━━━ Given entries

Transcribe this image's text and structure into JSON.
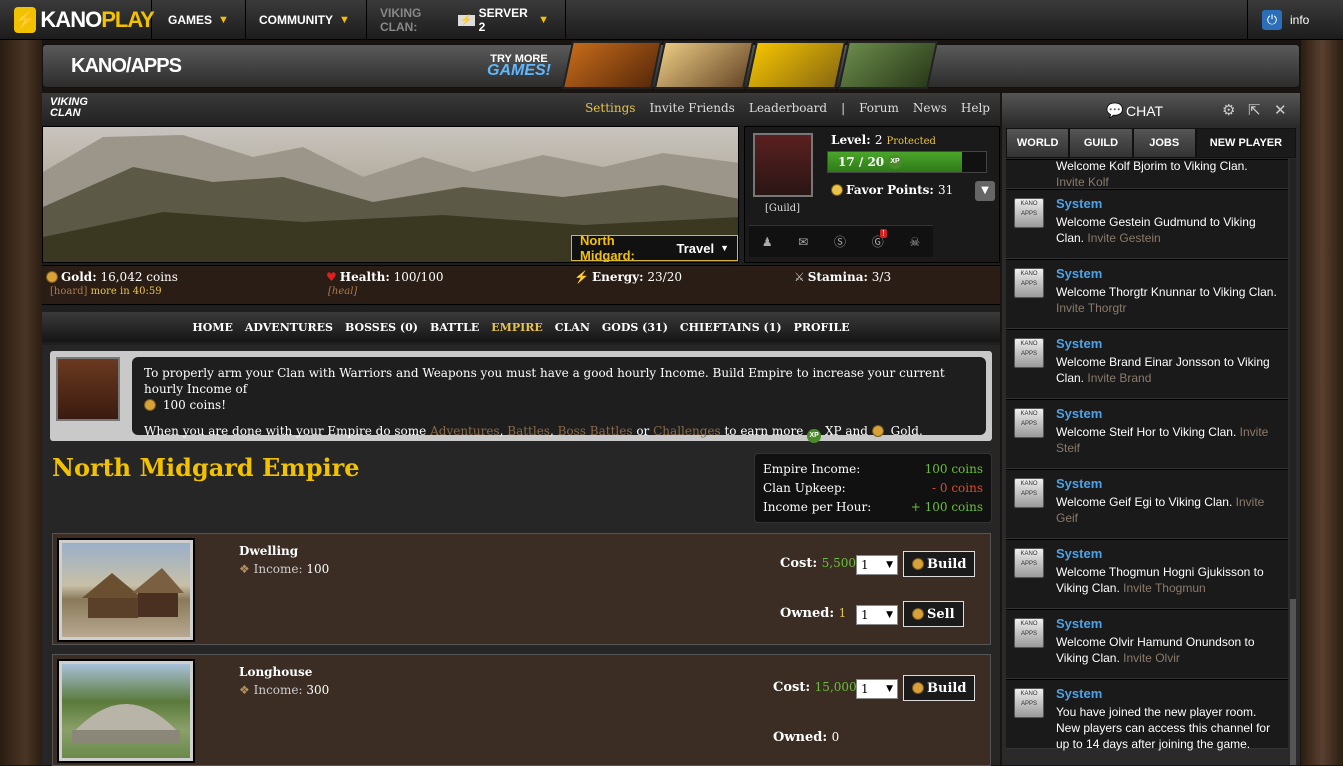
{
  "topbar": {
    "logo_kano": "KANO",
    "logo_play": "PLAY",
    "games": "GAMES",
    "community": "COMMUNITY",
    "viking_clan": "VIKING CLAN:",
    "server": "SERVER 2",
    "info": "info"
  },
  "appbar": {
    "kano_apps": "KANO/APPS",
    "try_more": "TRY MORE",
    "games": "GAMES!"
  },
  "game_nav": {
    "logo": "VIKING CLAN",
    "links": [
      "Settings",
      "Invite Friends",
      "Leaderboard",
      "|",
      "Forum",
      "News",
      "Help"
    ],
    "active": "Settings"
  },
  "travel": {
    "location": "North Midgard:",
    "action": "Travel"
  },
  "player": {
    "level_label": "Level:",
    "level": "2",
    "protected": "Protected",
    "xp_text": "17 / 20",
    "xp_fraction": 0.85,
    "favor_label": "Favor Points:",
    "favor": "31",
    "guild": "[Guild]",
    "notification_badge": "!"
  },
  "stats": {
    "gold_label": "Gold:",
    "gold": "16,042 coins",
    "hoard": "[hoard]",
    "more_in": "more in 40:59",
    "health_label": "Health:",
    "health": "100/100",
    "heal": "[heal]",
    "energy_label": "Energy:",
    "energy": "23/20",
    "stamina_label": "Stamina:",
    "stamina": "3/3"
  },
  "menu": {
    "items": [
      "HOME",
      "ADVENTURES",
      "BOSSES (0)",
      "BATTLE",
      "EMPIRE",
      "CLAN",
      "GODS (31)",
      "CHIEFTAINS (1)",
      "PROFILE"
    ],
    "active": "EMPIRE"
  },
  "tip": {
    "line1": "To properly arm your Clan with Warriors and Weapons you must have a good hourly Income. Build Empire to increase your current hourly Income of",
    "line1_amount": "100 coins!",
    "line2_start": "When you are done with your Empire do some",
    "adventures": "Adventures",
    "battles": "Battles",
    "boss_battles": "Boss Battles",
    "or": "or",
    "challenges": "Challenges",
    "earn_more": "to earn more",
    "xp_and": "XP and",
    "gold": "Gold."
  },
  "empire": {
    "title": "North Midgard Empire",
    "income_label": "Empire Income:",
    "income": "100 coins",
    "upkeep_label": "Clan Upkeep:",
    "upkeep": "- 0 coins",
    "per_hour_label": "Income per Hour:",
    "per_hour": "+ 100 coins"
  },
  "buildings": [
    {
      "name": "Dwelling",
      "income_label": "Income:",
      "income": "100",
      "cost_label": "Cost:",
      "cost": "5,500",
      "qty": "1",
      "build": "Build",
      "owned_label": "Owned:",
      "owned": "1",
      "sell_qty": "1",
      "sell": "Sell"
    },
    {
      "name": "Longhouse",
      "income_label": "Income:",
      "income": "300",
      "cost_label": "Cost:",
      "cost": "15,000",
      "qty": "1",
      "build": "Build",
      "owned_label": "Owned:",
      "owned": "0"
    }
  ],
  "chat": {
    "title": "CHAT",
    "tabs": [
      "WORLD",
      "GUILD",
      "JOBS",
      "NEW PLAYER"
    ],
    "active_tab": "NEW PLAYER",
    "top_partial": {
      "text": "Welcome Kolf Bjorim to Viking Clan.",
      "invite": "Invite Kolf"
    },
    "messages": [
      {
        "who": "System",
        "text": "Welcome Gestein Gudmund to Viking Clan.",
        "invite": "Invite Gestein"
      },
      {
        "who": "System",
        "text": "Welcome Thorgtr Knunnar to Viking Clan.",
        "invite": "Invite Thorgtr"
      },
      {
        "who": "System",
        "text": "Welcome Brand Einar Jonsson to Viking Clan.",
        "invite": "Invite Brand"
      },
      {
        "who": "System",
        "text": "Welcome Steif Hor to Viking Clan.",
        "invite": "Invite Steif"
      },
      {
        "who": "System",
        "text": "Welcome Geif Egi to Viking Clan.",
        "invite": "Invite Geif"
      },
      {
        "who": "System",
        "text": "Welcome Thogmun Hogni Gjukisson to Viking Clan.",
        "invite": "Invite Thogmun"
      },
      {
        "who": "System",
        "text": "Welcome Olvir Hamund Onundson to Viking Clan.",
        "invite": "Invite Olvir"
      },
      {
        "who": "System",
        "text": "You have joined the new player room. New players can access this channel for up to 14 days after joining the game.",
        "invite": ""
      }
    ]
  }
}
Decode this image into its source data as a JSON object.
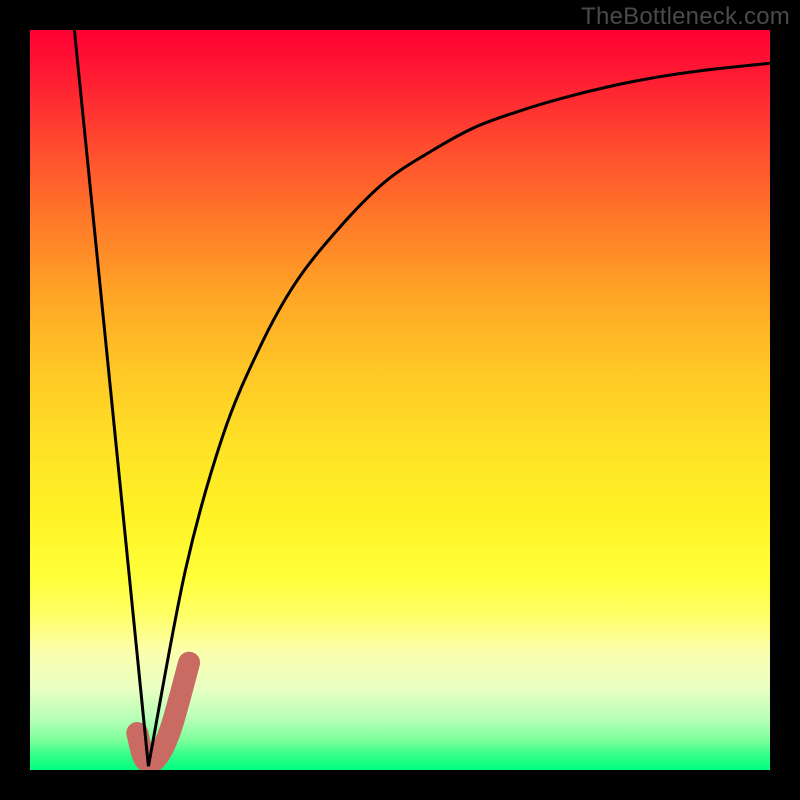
{
  "watermark": "TheBottleneck.com",
  "chart_data": {
    "type": "line",
    "title": "",
    "xlabel": "",
    "ylabel": "",
    "xlim": [
      0,
      1
    ],
    "ylim": [
      0,
      1
    ],
    "series": [
      {
        "name": "left-branch",
        "x": [
          0.06,
          0.16
        ],
        "y": [
          1.0,
          0.005
        ]
      },
      {
        "name": "right-branch-curve",
        "x": [
          0.16,
          0.21,
          0.26,
          0.31,
          0.36,
          0.42,
          0.48,
          0.54,
          0.6,
          0.66,
          0.72,
          0.78,
          0.84,
          0.9,
          0.96,
          1.0
        ],
        "y": [
          0.005,
          0.27,
          0.45,
          0.57,
          0.66,
          0.735,
          0.795,
          0.835,
          0.868,
          0.89,
          0.908,
          0.923,
          0.935,
          0.944,
          0.951,
          0.955
        ]
      },
      {
        "name": "red-hook",
        "x": [
          0.145,
          0.155,
          0.17,
          0.19,
          0.215
        ],
        "y": [
          0.05,
          0.015,
          0.015,
          0.055,
          0.145
        ],
        "stroke": "#c96b62",
        "width": 22
      }
    ]
  }
}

━━━━━━

Skip the pictures. Please copy exactly the lines from the one with "Decode this image" through the final line of the material above, both ends included.

▶ The reply
Decode this image into its source data as a JSON object.
{
  "watermark": "TheBottleneck.com",
  "chart_data": {
    "type": "line",
    "title": "",
    "xlabel": "",
    "ylabel": "",
    "xlim": [
      0,
      1
    ],
    "ylim": [
      0,
      1
    ],
    "series": [
      {
        "name": "left-branch",
        "x": [
          0.06,
          0.16
        ],
        "y": [
          1.0,
          0.005
        ]
      },
      {
        "name": "right-branch-curve",
        "x": [
          0.16,
          0.21,
          0.26,
          0.31,
          0.36,
          0.42,
          0.48,
          0.54,
          0.6,
          0.66,
          0.72,
          0.78,
          0.84,
          0.9,
          0.96,
          1.0
        ],
        "y": [
          0.005,
          0.27,
          0.45,
          0.57,
          0.66,
          0.735,
          0.795,
          0.835,
          0.868,
          0.89,
          0.908,
          0.923,
          0.935,
          0.944,
          0.951,
          0.955
        ]
      },
      {
        "name": "red-hook",
        "x": [
          0.145,
          0.155,
          0.17,
          0.19,
          0.215
        ],
        "y": [
          0.05,
          0.015,
          0.015,
          0.055,
          0.145
        ],
        "stroke": "#c96b62",
        "width": 22
      }
    ]
  }
}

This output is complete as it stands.